Work required:
Make an exact copy of the entries, and keep any pictures out of it.

╭─ Entries

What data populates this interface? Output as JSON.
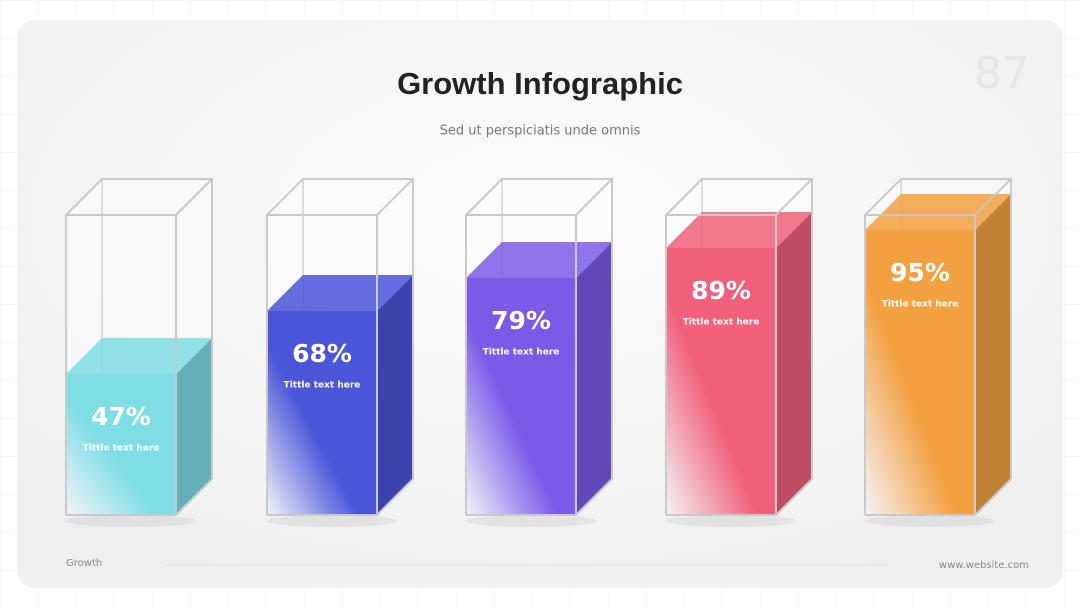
{
  "chart_data": {
    "type": "bar3d",
    "title": "Growth Infographic",
    "subtitle": "Sed ut perspiciatis unde omnis",
    "categories": [
      "Tittle text here",
      "Tittle text here",
      "Tittle text here",
      "Tittle text here",
      "Tittle text here"
    ],
    "values": [
      47,
      68,
      79,
      89,
      95
    ],
    "value_labels": [
      "47%",
      "68%",
      "79%",
      "89%",
      "95%"
    ],
    "colors": [
      "#7fdde6",
      "#4a55d8",
      "#7b5ae8",
      "#f0607a",
      "#f3a040"
    ],
    "ylim": [
      0,
      100
    ]
  },
  "slide": {
    "page_number": "87",
    "footer_left": "Growth",
    "footer_right": "www.website.com"
  }
}
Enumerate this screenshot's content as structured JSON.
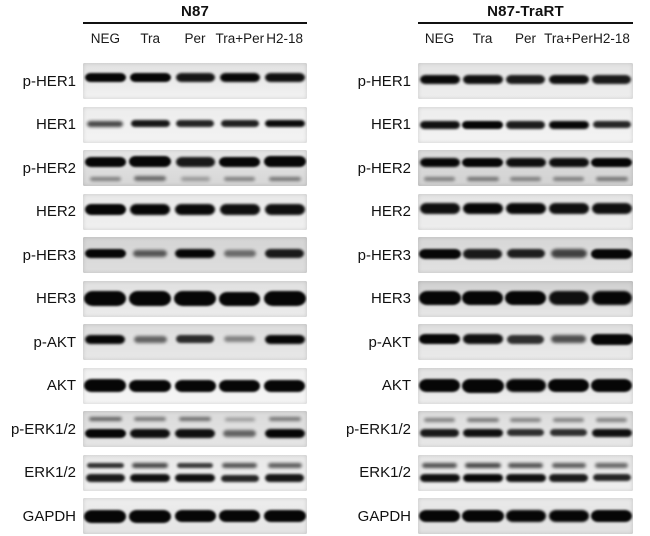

╰─

Answer in full:
What data populates this interface? Output as JSON.
{
  "chart_data": {
    "type": "bar3d",
    "title": "Growth Infographic",
    "subtitle": "Sed ut perspiciatis unde omnis",
    "categories": [
      "Tittle text here",
      "Tittle text here",
      "Tittle text here",
      "Tittle text here",
      "Tittle text here"
    ],
    "values": [
      47,
      68,
      79,
      89,
      95
    ],
    "value_labels": [
      "47%",
      "68%",
      "79%",
      "89%",
      "95%"
    ],
    "colors": [
      "#7fdde6",
      "#4a55d8",
      "#7b5ae8",
      "#f0607a",
      "#f3a040"
    ],
    "ylim": [
      0,
      100
    ]
  },
  "slide": {
    "page_number": "87",
    "footer_left": "Growth",
    "footer_right": "www.website.com"
  }
}
Enumerate this screenshot's content as structured JSON.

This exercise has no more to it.